Goal:
Quote every line of the data below word for word, without changing anything.

+++ Items +++

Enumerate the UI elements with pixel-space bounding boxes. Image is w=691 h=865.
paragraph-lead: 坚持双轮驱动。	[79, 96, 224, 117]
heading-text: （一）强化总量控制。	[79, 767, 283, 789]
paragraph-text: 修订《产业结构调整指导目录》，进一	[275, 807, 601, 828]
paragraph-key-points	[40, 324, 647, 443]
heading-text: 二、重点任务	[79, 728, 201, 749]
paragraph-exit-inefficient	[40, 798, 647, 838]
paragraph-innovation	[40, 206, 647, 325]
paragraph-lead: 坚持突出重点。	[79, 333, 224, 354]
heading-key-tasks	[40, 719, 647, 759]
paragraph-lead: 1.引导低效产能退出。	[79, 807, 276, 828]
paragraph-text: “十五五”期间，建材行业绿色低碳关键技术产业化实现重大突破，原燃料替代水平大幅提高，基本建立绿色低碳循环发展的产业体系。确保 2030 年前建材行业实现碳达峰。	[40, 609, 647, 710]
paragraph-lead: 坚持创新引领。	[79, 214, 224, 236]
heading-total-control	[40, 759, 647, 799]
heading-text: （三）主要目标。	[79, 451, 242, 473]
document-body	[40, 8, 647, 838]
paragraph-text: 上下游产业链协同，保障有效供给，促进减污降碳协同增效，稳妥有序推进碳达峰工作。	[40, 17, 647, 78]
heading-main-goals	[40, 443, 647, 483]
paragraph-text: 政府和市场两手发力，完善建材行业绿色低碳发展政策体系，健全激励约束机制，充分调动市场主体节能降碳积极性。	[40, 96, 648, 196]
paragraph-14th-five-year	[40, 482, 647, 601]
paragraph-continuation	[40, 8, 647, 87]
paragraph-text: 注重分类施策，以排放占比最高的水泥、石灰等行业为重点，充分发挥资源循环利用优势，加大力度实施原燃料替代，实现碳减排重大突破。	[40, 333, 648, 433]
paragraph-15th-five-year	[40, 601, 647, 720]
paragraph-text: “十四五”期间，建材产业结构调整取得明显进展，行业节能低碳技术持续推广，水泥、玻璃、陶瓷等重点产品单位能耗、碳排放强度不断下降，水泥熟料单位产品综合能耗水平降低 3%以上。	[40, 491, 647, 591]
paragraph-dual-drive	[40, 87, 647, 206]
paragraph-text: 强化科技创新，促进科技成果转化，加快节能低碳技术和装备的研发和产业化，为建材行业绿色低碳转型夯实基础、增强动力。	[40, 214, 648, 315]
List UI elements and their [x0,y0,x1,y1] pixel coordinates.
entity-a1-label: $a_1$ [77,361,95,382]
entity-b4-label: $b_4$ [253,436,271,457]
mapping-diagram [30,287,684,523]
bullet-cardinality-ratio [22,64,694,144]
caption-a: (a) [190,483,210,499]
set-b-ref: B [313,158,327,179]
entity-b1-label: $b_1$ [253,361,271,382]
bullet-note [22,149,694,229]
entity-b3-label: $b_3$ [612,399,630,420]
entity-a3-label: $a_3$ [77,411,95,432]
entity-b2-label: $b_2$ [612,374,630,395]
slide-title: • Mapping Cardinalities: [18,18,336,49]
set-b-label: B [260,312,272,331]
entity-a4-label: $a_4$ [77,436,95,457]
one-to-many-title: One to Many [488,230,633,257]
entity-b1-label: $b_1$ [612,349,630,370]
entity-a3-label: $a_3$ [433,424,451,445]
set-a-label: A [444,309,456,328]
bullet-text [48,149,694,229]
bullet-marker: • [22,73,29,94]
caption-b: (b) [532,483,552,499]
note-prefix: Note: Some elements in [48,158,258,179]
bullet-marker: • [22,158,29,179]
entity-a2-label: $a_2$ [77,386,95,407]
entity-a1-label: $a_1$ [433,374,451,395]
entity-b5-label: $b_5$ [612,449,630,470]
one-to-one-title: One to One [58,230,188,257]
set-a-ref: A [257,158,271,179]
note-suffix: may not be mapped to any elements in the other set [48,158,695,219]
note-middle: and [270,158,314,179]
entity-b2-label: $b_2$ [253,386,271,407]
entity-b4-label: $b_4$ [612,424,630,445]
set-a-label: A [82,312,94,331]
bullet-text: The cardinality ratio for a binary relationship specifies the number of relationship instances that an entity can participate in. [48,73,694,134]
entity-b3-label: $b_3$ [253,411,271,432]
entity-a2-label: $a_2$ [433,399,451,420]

+++

Exercise response:
Enumerate the UI elements with pixel-space bounding boxes. Image is w=691 h=865.
paragraph-lead: 坚持双轮驱动。	[79, 96, 224, 117]
heading-text: （一）强化总量控制。	[79, 767, 283, 789]
paragraph-text: 修订《产业结构调整指导目录》，进一	[275, 807, 601, 828]
paragraph-key-points	[40, 324, 647, 443]
heading-text: 二、重点任务	[79, 728, 201, 749]
paragraph-exit-inefficient	[40, 798, 647, 838]
paragraph-innovation	[40, 206, 647, 325]
paragraph-lead: 坚持突出重点。	[79, 333, 224, 354]
heading-key-tasks	[40, 719, 647, 759]
paragraph-lead: 1.引导低效产能退出。	[79, 807, 276, 828]
paragraph-text: “十五五”期间，建材行业绿色低碳关键技术产业化实现重大突破，原燃料替代水平大幅提高，基本建立绿色低碳循环发展的产业体系。确保 2030 年前建材行业实现碳达峰。	[40, 609, 647, 710]
paragraph-lead: 坚持创新引领。	[79, 214, 224, 236]
heading-total-control	[40, 759, 647, 799]
heading-text: （三）主要目标。	[79, 451, 242, 473]
document-body	[40, 8, 647, 838]
paragraph-text: 上下游产业链协同，保障有效供给，促进减污降碳协同增效，稳妥有序推进碳达峰工作。	[40, 17, 647, 78]
heading-main-goals	[40, 443, 647, 483]
paragraph-text: 政府和市场两手发力，完善建材行业绿色低碳发展政策体系，健全激励约束机制，充分调动市场主体节能降碳积极性。	[40, 96, 648, 196]
paragraph-14th-five-year	[40, 482, 647, 601]
paragraph-continuation	[40, 8, 647, 87]
paragraph-text: 注重分类施策，以排放占比最高的水泥、石灰等行业为重点，充分发挥资源循环利用优势，加大力度实施原燃料替代，实现碳减排重大突破。	[40, 333, 648, 433]
paragraph-15th-five-year	[40, 601, 647, 720]
paragraph-text: “十四五”期间，建材产业结构调整取得明显进展，行业节能低碳技术持续推广，水泥、玻璃、陶瓷等重点产品单位能耗、碳排放强度不断下降，水泥熟料单位产品综合能耗水平降低 3%以上。	[40, 491, 647, 591]
paragraph-dual-drive	[40, 87, 647, 206]
paragraph-text: 强化科技创新，促进科技成果转化，加快节能低碳技术和装备的研发和产业化，为建材行业绿色低碳转型夯实基础、增强动力。	[40, 214, 648, 315]
List UI elements and their [x0,y0,x1,y1] pixel coordinates.
entity-a1-label: $a_1$ [77,361,95,382]
entity-b4-label: $b_4$ [253,436,271,457]
mapping-diagram [30,287,684,523]
bullet-cardinality-ratio [22,64,694,144]
caption-a: (a) [190,483,210,499]
set-b-ref: B [313,158,327,179]
entity-b1-label: $b_1$ [253,361,271,382]
bullet-note [22,149,694,229]
entity-b3-label: $b_3$ [612,399,630,420]
entity-a3-label: $a_3$ [77,411,95,432]
entity-b2-label: $b_2$ [612,374,630,395]
slide-title: • Mapping Cardinalities: [18,18,336,49]
set-b-label: B [260,312,272,331]
entity-a4-label: $a_4$ [77,436,95,457]
one-to-many-title: One to Many [488,230,633,257]
entity-b1-label: $b_1$ [612,349,630,370]
entity-a3-label: $a_3$ [433,424,451,445]
set-a-label: A [444,309,456,328]
bullet-text [48,149,694,229]
bullet-marker: • [22,73,29,94]
caption-b: (b) [532,483,552,499]
note-prefix: Note: Some elements in [48,158,258,179]
bullet-marker: • [22,158,29,179]
entity-a2-label: $a_2$ [77,386,95,407]
entity-a1-label: $a_1$ [433,374,451,395]
entity-b5-label: $b_5$ [612,449,630,470]
one-to-one-title: One to One [58,230,188,257]
set-a-ref: A [257,158,271,179]
note-suffix: may not be mapped to any elements in the other set [48,158,695,219]
note-middle: and [270,158,314,179]
entity-b2-label: $b_2$ [253,386,271,407]
entity-b4-label: $b_4$ [612,424,630,445]
set-a-label: A [82,312,94,331]
bullet-text: The cardinality ratio for a binary relationship specifies the number of relationship instances that an entity can participate in. [48,73,694,134]
entity-b3-label: $b_3$ [253,411,271,432]
entity-a2-label: $a_2$ [433,399,451,420]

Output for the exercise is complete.